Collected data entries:
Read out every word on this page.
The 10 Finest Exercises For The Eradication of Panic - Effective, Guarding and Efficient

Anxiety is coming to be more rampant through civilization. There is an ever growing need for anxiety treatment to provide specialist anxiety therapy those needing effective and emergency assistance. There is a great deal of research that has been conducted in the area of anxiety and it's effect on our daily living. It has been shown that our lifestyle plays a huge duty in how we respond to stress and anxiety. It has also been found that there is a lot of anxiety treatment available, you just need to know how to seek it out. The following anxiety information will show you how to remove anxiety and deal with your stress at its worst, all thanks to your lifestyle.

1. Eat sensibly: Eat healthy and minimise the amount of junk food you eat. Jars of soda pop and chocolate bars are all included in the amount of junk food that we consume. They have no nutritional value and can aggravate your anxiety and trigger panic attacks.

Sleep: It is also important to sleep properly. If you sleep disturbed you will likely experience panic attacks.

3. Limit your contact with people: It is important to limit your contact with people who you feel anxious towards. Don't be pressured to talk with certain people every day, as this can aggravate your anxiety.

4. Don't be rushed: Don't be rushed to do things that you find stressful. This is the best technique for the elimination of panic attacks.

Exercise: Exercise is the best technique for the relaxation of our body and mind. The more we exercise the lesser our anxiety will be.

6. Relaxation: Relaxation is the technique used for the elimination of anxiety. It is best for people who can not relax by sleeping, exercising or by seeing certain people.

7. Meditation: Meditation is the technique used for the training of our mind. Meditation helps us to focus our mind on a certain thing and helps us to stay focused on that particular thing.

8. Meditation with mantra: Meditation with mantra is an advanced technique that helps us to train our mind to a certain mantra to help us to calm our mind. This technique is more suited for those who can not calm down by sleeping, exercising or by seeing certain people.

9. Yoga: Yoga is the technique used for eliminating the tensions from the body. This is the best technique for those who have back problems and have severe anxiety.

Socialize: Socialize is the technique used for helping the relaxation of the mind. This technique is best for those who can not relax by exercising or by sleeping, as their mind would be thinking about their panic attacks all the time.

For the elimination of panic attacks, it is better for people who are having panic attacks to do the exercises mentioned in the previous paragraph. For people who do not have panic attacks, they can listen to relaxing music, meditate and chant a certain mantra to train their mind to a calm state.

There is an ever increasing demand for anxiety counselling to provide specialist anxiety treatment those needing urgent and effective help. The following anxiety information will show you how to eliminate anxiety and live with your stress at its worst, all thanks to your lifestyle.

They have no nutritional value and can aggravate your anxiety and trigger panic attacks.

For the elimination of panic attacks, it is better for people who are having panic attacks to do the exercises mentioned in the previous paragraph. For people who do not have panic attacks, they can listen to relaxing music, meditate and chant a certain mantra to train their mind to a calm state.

▸ WHAT TO DO
Please output the entire listing exactly as it stands.

▸ WRITTEN RESPONSE
Read out every word on this page.
The 10 Finest Exercises For The Eradication of Panic - Effective, Guarding and Efficient

Anxiety is coming to be more rampant through civilization. There is an ever growing need for anxiety treatment to provide specialist anxiety therapy those needing effective and emergency assistance. There is a great deal of research that has been conducted in the area of anxiety and it's effect on our daily living. It has been shown that our lifestyle plays a huge duty in how we respond to stress and anxiety. It has also been found that there is a lot of anxiety treatment available, you just need to know how to seek it out. The following anxiety information will show you how to remove anxiety and deal with your stress at its worst, all thanks to your lifestyle.

1. Eat sensibly: Eat healthy and minimise the amount of junk food you eat. Jars of soda pop and chocolate bars are all included in the amount of junk food that we consume. They have no nutritional value and can aggravate your anxiety and trigger panic attacks.

Sleep: It is also important to sleep properly. If you sleep disturbed you will likely experience panic attacks.

3. Limit your contact with people: It is important to limit your contact with people who you feel anxious towards. Don't be pressured to talk with certain people every day, as this can aggravate your anxiety.

4. Don't be rushed: Don't be rushed to do things that you find stressful. This is the best technique for the elimination of panic attacks.

Exercise: Exercise is the best technique for the relaxation of our body and mind. The more we exercise the lesser our anxiety will be.

6. Relaxation: Relaxation is the technique used for the elimination of anxiety. It is best for people who can not relax by sleeping, exercising or by seeing certain people.

7. Meditation: Meditation is the technique used for the training of our mind. Meditation helps us to focus our mind on a certain thing and helps us to stay focused on that particular thing.

8. Meditation with mantra: Meditation with mantra is an advanced technique that helps us to train our mind to a certain mantra to help us to calm our mind. This technique is more suited for those who can not calm down by sleeping, exercising or by seeing certain people.

9. Yoga: Yoga is the technique used for eliminating the tensions from the body. This is the best technique for those who have back problems and have severe anxiety.

Socialize: Socialize is the technique used for helping the relaxation of the mind. This technique is best for those who can not relax by exercising or by sleeping, as their mind would be thinking about their panic attacks all the time.

For the elimination of panic attacks, it is better for people who are having panic attacks to do the exercises mentioned in the previous paragraph. For people who do not have panic attacks, they can listen to relaxing music, meditate and chant a certain mantra to train their mind to a calm state.

There is an ever increasing demand for anxiety counselling to provide specialist anxiety treatment those needing urgent and effective help. The following anxiety information will show you how to eliminate anxiety and live with your stress at its worst, all thanks to your lifestyle.

They have no nutritional value and can aggravate your anxiety and trigger panic attacks.

For the elimination of panic attacks, it is better for people who are having panic attacks to do the exercises mentioned in the previous paragraph. For people who do not have panic attacks, they can listen to relaxing music, meditate and chant a certain mantra to train their mind to a calm state.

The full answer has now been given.